**TO DO**
Extract each line containing the string "左高右低".

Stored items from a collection
--------------------------------------------------

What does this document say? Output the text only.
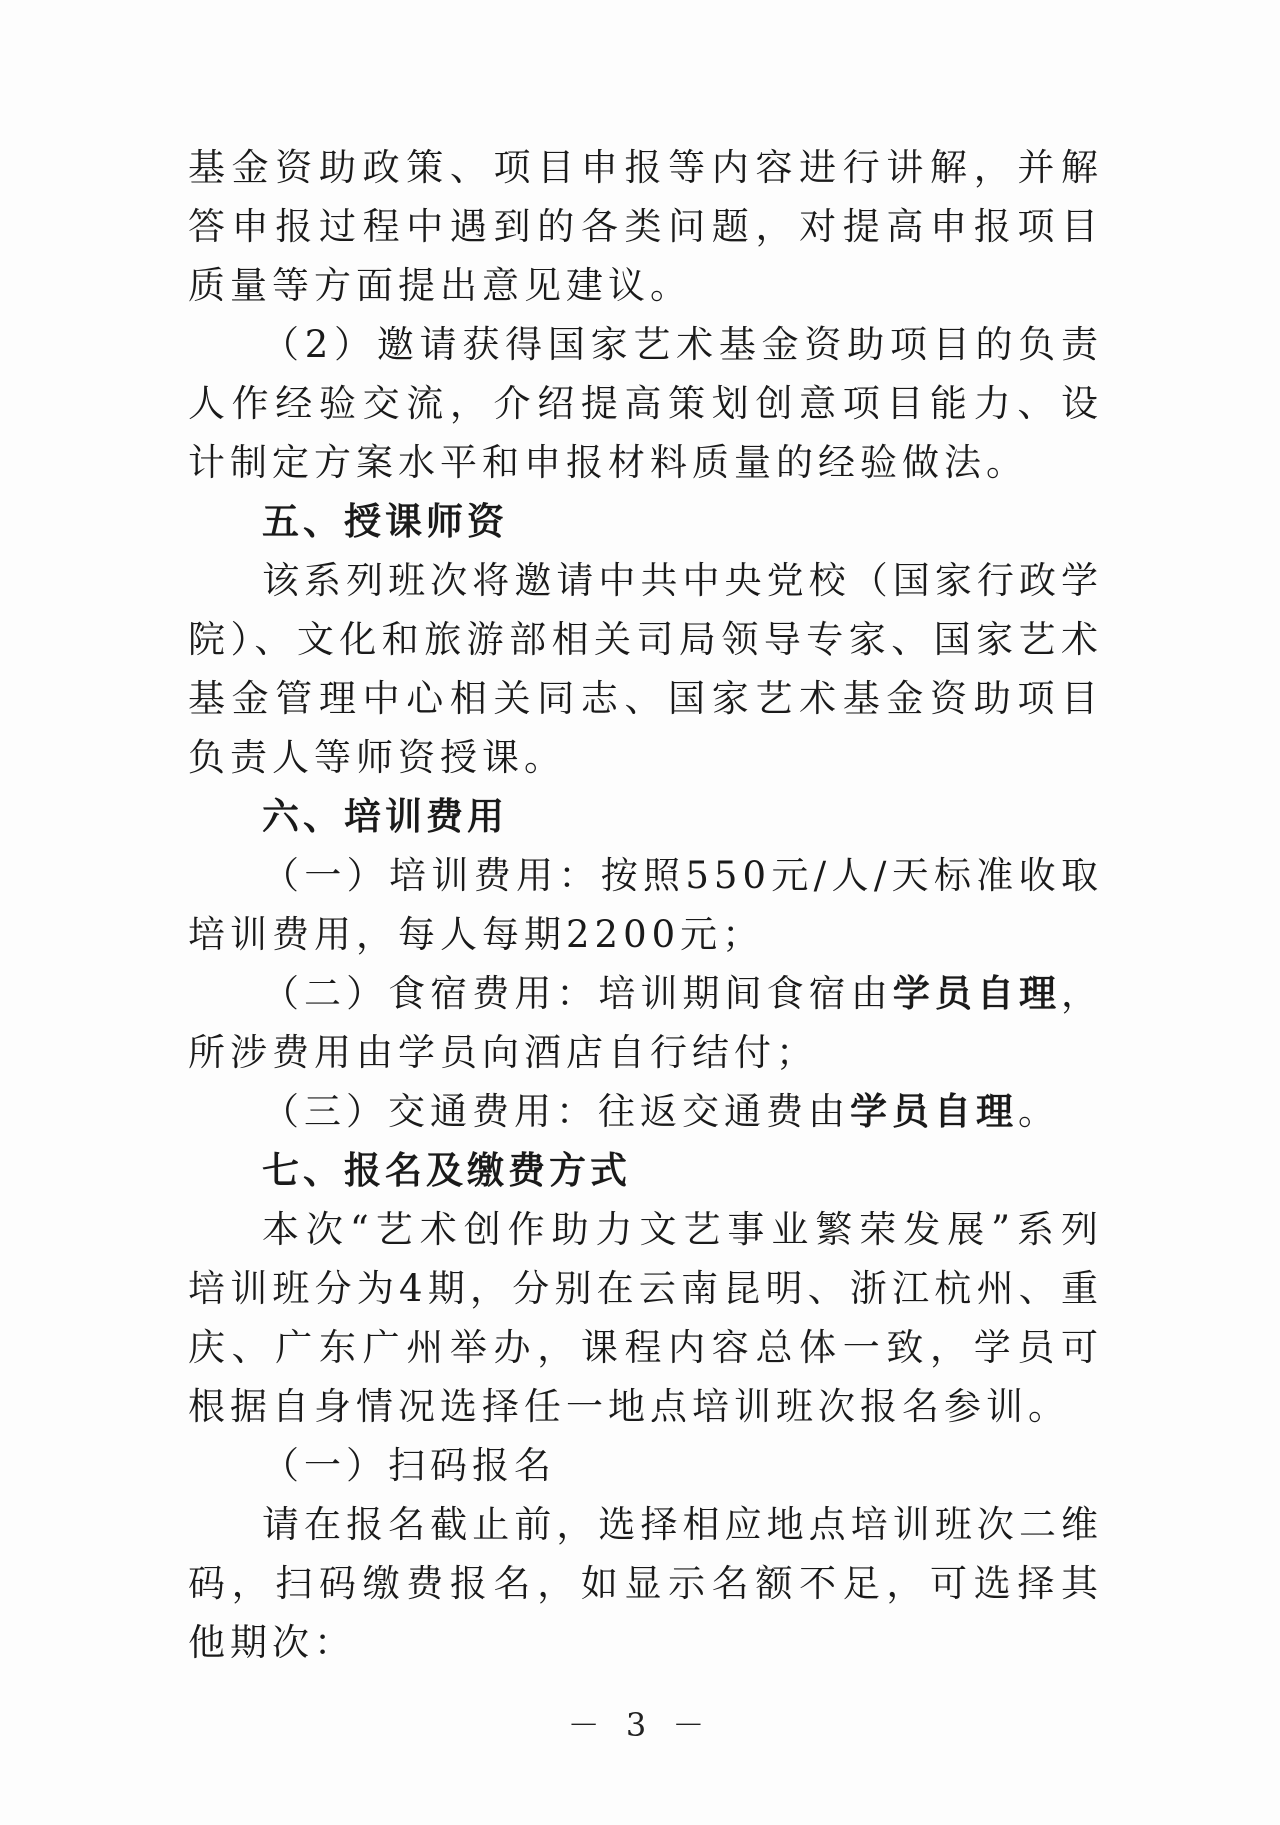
基金资助政策、项目申报等内容进行讲解，并解答申报过程中遇到的各类问题，对提高申报项目质量等方面提出意见建议。

（2）邀请获得国家艺术基金资助项目的负责人作经验交流，介绍提高策划创意项目能力、设计制定方案水平和申报材料质量的经验做法。

五、授课师资

该系列班次将邀请中共中央党校（国家行政学院）、文化和旅游部相关司局领导专家、国家艺术基金管理中心相关同志、国家艺术基金资助项目负责人等师资授课。

六、培训费用

（一）培训费用：按照550元/人/天标准收取培训费用，每人每期2200元；

（二）食宿费用：培训期间食宿由学员自理，所涉费用由学员向酒店自行结付；

（三）交通费用：往返交通费由学员自理。

七、报名及缴费方式

本次“艺术创作助力文艺事业繁荣发展”系列培训班分为4期，分别在云南昆明、浙江杭州、重庆、广东广州举办，课程内容总体一致，学员可根据自身情况选择任一地点培训班次报名参训。

（一）扫码报名

请在报名截止前，选择相应地点培训班次二维码，扫码缴费报名，如显示名额不足，可选择其他期次：

－ 3 －
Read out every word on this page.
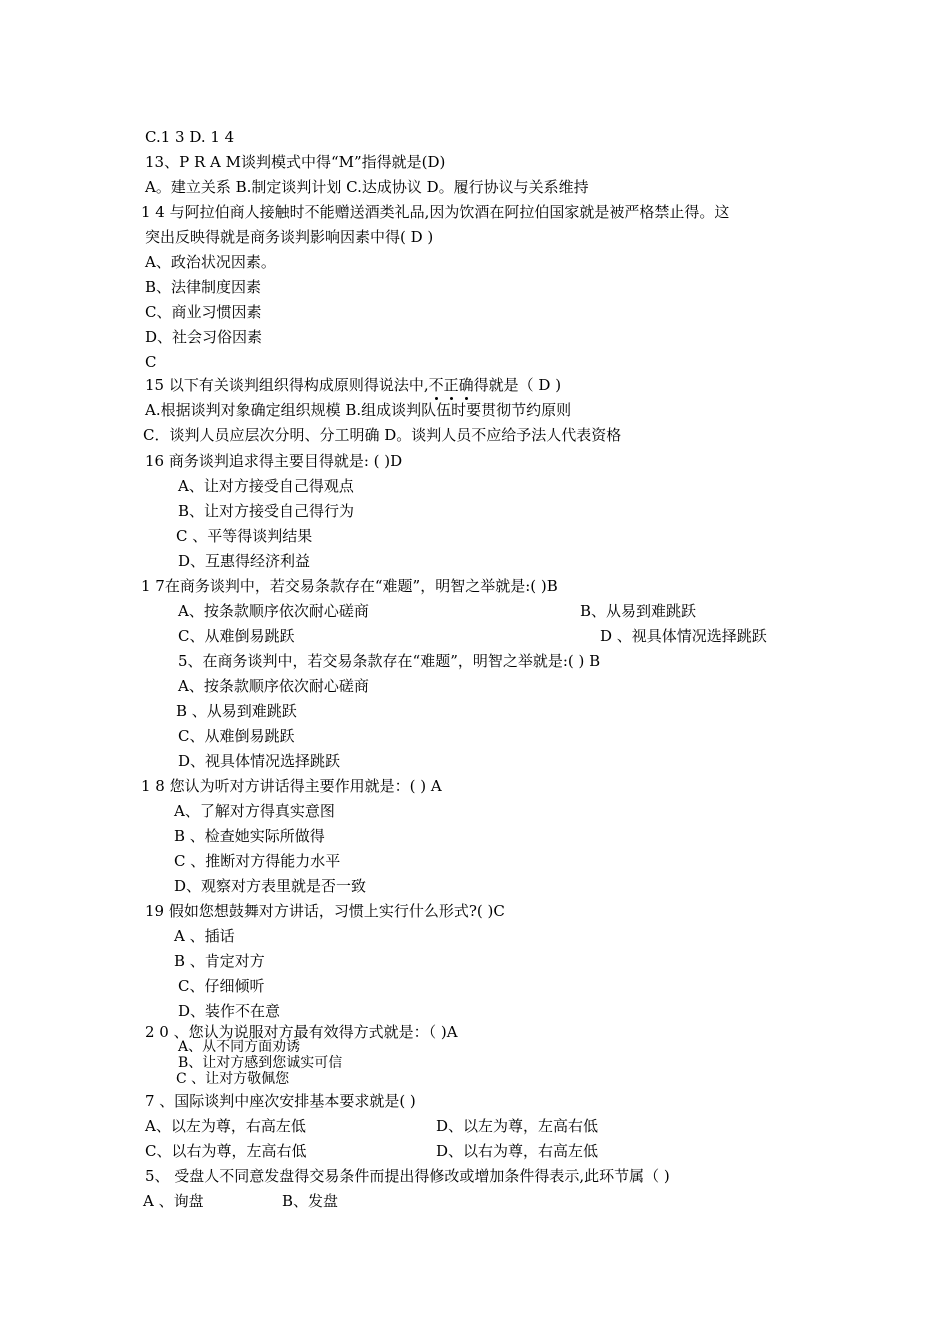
C.1 3 D. 1 4
13、P R A M谈判模式中得“M”指得就是(D)
A。建立关系 B.制定谈判计划 C.达成协议 D。履行协议与关系维持
1 4 与阿拉伯商人接触时不能赠送酒类礼品,因为饮酒在阿拉伯国家就是被严格禁止得。这
突出反映得就是商务谈判影响因素中得( D )
A、政治状况因素。
B、法律制度因素
C、商业习惯因素
D、社会习俗因素
C
15 以下有关谈判组织得构成原则得说法中,不正确
得就是（ D )
A.根据谈判对象确定组织规模 B.组成谈判队伍时要贯彻节约原则
C．谈判人员应层次分明、分工明确 D。谈判人员不应给予法人代表资格
16 商务谈判追求得主要目得就是: ( )D
A、让对方接受自己得观点
B、让对方接受自己得行为
C 、平等得谈判结果
D、互惠得经济利益
1 7在商务谈判中，若交易条款存在“难题”，明智之举就是:( )B
A、按条款顺序依次耐心磋商	B、从易到难跳跃
C、从难倒易跳跃	D 、视具体情况选择跳跃
5、在商务谈判中，若交易条款存在“难题”，明智之举就是:( ) B
A、按条款顺序依次耐心磋商
B 、从易到难跳跃
C、从难倒易跳跃
D、视具体情况选择跳跃
1 8 您认为听对方讲话得主要作用就是：( ) A
A、了解对方得真实意图
B 、检查她实际所做得
C 、推断对方得能力水平
D、观察对方表里就是否一致
19 假如您想鼓舞对方讲话，习惯上实行什么形式?( )C
A 、插话
B 、肯定对方
C、仔细倾听
D、装作不在意
2 0 、您认为说服对方最有效得方式就是：（ )A
A、从不同方面劝诱
B、让对方感到您诚实可信
C 、让对方敬佩您
7 、国际谈判中座次安排基本要求就是( )
A、以左为尊，右高左低	D、以左为尊，左高右低
C、以右为尊，左高右低	D、以右为尊，右高左低
5、 受盘人不同意发盘得交易条件而提出得修改或增加条件得表示,此环节属（ )
A 、询盘	B、发盘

--------------------------------------------------

**COMPLETE OUTPUT**
A、以左为尊，右高左低	D、以左为尊，左高右低
C、以右为尊，左高右低	D、以右为尊，右高左低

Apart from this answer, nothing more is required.